### [WORK TO BE COMPLETED]
Filter the entries below down to the lines that contain the string "apps", and copy each of those lines.

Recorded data
## Begin
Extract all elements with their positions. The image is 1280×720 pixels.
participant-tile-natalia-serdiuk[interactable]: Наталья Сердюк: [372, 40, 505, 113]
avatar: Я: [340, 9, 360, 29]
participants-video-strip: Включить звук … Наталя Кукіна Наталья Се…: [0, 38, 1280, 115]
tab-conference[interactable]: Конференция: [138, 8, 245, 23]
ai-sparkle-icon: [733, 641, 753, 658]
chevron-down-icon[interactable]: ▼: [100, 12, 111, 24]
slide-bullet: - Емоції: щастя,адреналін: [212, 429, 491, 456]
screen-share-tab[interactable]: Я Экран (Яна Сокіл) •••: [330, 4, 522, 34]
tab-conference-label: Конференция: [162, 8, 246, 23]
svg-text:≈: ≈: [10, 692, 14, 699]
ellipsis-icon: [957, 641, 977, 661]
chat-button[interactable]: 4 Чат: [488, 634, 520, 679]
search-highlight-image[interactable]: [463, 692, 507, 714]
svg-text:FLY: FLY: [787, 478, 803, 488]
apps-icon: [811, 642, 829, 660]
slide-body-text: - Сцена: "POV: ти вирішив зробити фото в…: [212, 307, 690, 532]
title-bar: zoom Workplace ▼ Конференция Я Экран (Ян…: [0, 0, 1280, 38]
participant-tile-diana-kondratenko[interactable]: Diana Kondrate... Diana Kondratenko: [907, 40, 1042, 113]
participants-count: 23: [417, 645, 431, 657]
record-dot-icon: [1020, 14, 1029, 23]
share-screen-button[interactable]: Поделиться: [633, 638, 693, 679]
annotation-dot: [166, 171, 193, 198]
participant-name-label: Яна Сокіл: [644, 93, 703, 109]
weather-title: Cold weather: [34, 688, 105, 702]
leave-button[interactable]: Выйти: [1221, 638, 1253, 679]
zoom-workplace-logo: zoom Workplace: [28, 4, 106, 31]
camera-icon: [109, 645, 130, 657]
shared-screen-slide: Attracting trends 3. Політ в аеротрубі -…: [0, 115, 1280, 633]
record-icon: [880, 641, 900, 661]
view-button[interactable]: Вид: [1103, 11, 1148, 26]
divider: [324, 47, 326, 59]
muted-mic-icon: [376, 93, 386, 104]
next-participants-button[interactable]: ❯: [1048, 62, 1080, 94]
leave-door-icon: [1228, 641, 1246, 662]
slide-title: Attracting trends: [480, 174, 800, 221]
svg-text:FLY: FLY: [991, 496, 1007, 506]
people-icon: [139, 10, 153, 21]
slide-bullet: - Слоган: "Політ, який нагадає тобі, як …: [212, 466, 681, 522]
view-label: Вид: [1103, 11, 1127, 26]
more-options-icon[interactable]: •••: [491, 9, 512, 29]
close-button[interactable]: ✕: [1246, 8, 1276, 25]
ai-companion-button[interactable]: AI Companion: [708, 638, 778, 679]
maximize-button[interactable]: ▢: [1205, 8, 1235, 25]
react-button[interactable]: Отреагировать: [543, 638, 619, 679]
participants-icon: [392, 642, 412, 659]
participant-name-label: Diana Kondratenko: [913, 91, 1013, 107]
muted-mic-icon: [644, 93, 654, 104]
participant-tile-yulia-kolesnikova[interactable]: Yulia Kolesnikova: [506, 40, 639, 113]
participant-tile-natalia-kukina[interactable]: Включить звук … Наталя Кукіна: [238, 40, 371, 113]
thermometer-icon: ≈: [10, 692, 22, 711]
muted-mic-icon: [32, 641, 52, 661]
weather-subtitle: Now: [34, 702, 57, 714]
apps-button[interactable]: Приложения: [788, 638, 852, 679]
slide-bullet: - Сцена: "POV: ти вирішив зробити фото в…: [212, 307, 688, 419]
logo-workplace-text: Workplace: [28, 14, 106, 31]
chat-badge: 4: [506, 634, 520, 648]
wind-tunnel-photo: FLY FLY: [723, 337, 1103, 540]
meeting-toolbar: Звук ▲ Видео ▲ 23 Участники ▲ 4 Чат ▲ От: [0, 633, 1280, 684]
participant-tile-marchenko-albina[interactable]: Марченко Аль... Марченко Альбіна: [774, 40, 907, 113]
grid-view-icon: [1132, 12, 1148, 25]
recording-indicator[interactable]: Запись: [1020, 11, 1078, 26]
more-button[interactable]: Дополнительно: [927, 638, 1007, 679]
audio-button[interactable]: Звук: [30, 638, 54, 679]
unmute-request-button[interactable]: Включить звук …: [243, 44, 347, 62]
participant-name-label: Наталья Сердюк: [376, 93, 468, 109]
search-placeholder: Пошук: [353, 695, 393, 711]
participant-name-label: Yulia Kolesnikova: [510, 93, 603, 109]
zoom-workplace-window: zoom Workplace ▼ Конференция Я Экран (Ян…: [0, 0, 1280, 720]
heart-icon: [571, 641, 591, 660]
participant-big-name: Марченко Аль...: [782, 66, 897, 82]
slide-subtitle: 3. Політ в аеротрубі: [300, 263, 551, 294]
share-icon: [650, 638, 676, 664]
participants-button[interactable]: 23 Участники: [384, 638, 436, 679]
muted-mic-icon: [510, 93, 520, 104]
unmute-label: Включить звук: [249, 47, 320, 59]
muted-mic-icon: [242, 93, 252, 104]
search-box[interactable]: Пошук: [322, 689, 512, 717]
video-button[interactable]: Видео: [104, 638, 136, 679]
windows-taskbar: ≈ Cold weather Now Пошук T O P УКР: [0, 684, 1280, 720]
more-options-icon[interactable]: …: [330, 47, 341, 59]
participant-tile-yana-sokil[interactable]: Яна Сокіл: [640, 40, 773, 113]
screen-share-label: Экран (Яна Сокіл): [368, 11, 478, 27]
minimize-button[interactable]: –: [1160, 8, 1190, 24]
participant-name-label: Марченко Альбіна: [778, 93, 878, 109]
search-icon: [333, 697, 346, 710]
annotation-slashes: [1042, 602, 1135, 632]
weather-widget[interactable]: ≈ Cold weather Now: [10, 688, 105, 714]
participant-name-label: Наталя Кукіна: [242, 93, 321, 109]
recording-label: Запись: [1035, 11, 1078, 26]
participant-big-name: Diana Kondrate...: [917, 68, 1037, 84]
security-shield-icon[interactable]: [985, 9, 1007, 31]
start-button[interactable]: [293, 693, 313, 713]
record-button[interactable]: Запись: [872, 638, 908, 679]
## End
### [RESULT OF THIS TASK]
apps-icon: [811, 642, 829, 660]
apps-button[interactable]: Приложения: [788, 638, 852, 679]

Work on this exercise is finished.